:: DATASET EXCERPTS

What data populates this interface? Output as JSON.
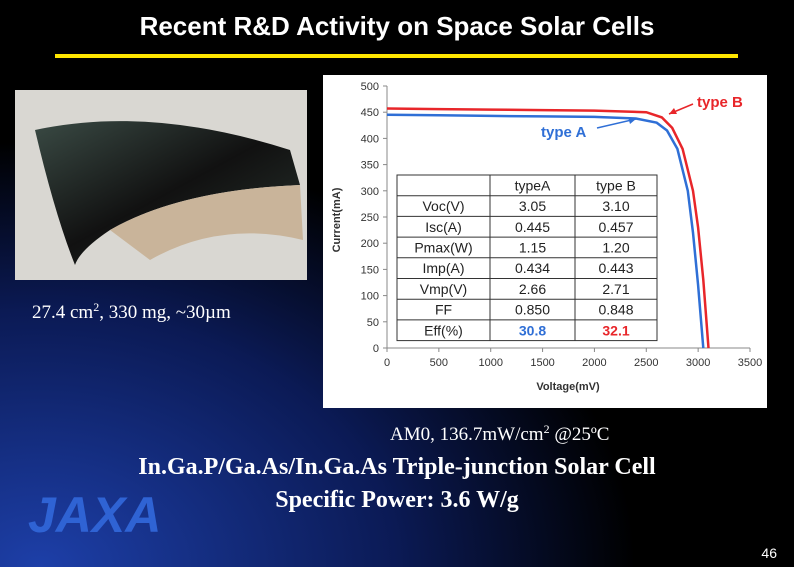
{
  "title": "Recent R&D Activity on Space Solar Cells",
  "caption": {
    "parts": [
      "27.4 cm",
      "2",
      ", 330 mg, ~30µm"
    ]
  },
  "condition": {
    "parts": [
      "AM0, 136.7mW/cm",
      "2",
      " @25ºC"
    ]
  },
  "headline": [
    "In.Ga.P/Ga.As/In.Ga.As Triple-junction Solar Cell",
    "Specific Power: 3.6 W/g"
  ],
  "logo": "JAXA",
  "page_number": "46",
  "chart_data": {
    "type": "line",
    "x_label": "Voltage(mV)",
    "y_label": "Current(mA)",
    "xlim": [
      0,
      3500
    ],
    "xticks": [
      0,
      500,
      1000,
      1500,
      2000,
      2500,
      3000,
      3500
    ],
    "ylim": [
      0,
      500
    ],
    "yticks": [
      0,
      50,
      100,
      150,
      200,
      250,
      300,
      350,
      400,
      450,
      500
    ],
    "series": [
      {
        "name": "type A",
        "color": "#2f6fd6",
        "x": [
          0,
          500,
          1000,
          1500,
          2000,
          2400,
          2600,
          2700,
          2800,
          2900,
          2950,
          3000,
          3050
        ],
        "values": [
          445,
          444,
          443,
          442,
          441,
          438,
          430,
          415,
          380,
          300,
          220,
          120,
          0
        ]
      },
      {
        "name": "type B",
        "color": "#e8262a",
        "x": [
          0,
          500,
          1000,
          1500,
          2000,
          2500,
          2650,
          2750,
          2850,
          2950,
          3000,
          3050,
          3100
        ],
        "values": [
          457,
          456,
          455,
          454,
          453,
          450,
          440,
          420,
          380,
          300,
          230,
          130,
          0
        ]
      }
    ]
  },
  "table": {
    "header": [
      "typeA",
      "type B"
    ],
    "rows": [
      [
        "Voc(V)",
        "3.05",
        "3.10"
      ],
      [
        "Isc(A)",
        "0.445",
        "0.457"
      ],
      [
        "Pmax(W)",
        "1.15",
        "1.20"
      ],
      [
        "Imp(A)",
        "0.434",
        "0.443"
      ],
      [
        "Vmp(V)",
        "2.66",
        "2.71"
      ],
      [
        "FF",
        "0.850",
        "0.848"
      ],
      [
        "Eff(%)",
        "30.8",
        "32.1"
      ]
    ]
  }
}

::::

Exactly as they stand, retype all the entries, but omit the pictures.

What data populates this interface? Output as JSON.
{
  "title": "Recent R&D Activity on Space Solar Cells",
  "caption": {
    "parts": [
      "27.4 cm",
      "2",
      ", 330 mg, ~30µm"
    ]
  },
  "condition": {
    "parts": [
      "AM0, 136.7mW/cm",
      "2",
      " @25ºC"
    ]
  },
  "headline": [
    "In.Ga.P/Ga.As/In.Ga.As Triple-junction Solar Cell",
    "Specific Power: 3.6 W/g"
  ],
  "logo": "JAXA",
  "page_number": "46",
  "chart_data": {
    "type": "line",
    "x_label": "Voltage(mV)",
    "y_label": "Current(mA)",
    "xlim": [
      0,
      3500
    ],
    "xticks": [
      0,
      500,
      1000,
      1500,
      2000,
      2500,
      3000,
      3500
    ],
    "ylim": [
      0,
      500
    ],
    "yticks": [
      0,
      50,
      100,
      150,
      200,
      250,
      300,
      350,
      400,
      450,
      500
    ],
    "series": [
      {
        "name": "type A",
        "color": "#2f6fd6",
        "x": [
          0,
          500,
          1000,
          1500,
          2000,
          2400,
          2600,
          2700,
          2800,
          2900,
          2950,
          3000,
          3050
        ],
        "values": [
          445,
          444,
          443,
          442,
          441,
          438,
          430,
          415,
          380,
          300,
          220,
          120,
          0
        ]
      },
      {
        "name": "type B",
        "color": "#e8262a",
        "x": [
          0,
          500,
          1000,
          1500,
          2000,
          2500,
          2650,
          2750,
          2850,
          2950,
          3000,
          3050,
          3100
        ],
        "values": [
          457,
          456,
          455,
          454,
          453,
          450,
          440,
          420,
          380,
          300,
          230,
          130,
          0
        ]
      }
    ]
  },
  "table": {
    "header": [
      "typeA",
      "type B"
    ],
    "rows": [
      [
        "Voc(V)",
        "3.05",
        "3.10"
      ],
      [
        "Isc(A)",
        "0.445",
        "0.457"
      ],
      [
        "Pmax(W)",
        "1.15",
        "1.20"
      ],
      [
        "Imp(A)",
        "0.434",
        "0.443"
      ],
      [
        "Vmp(V)",
        "2.66",
        "2.71"
      ],
      [
        "FF",
        "0.850",
        "0.848"
      ],
      [
        "Eff(%)",
        "30.8",
        "32.1"
      ]
    ]
  }
}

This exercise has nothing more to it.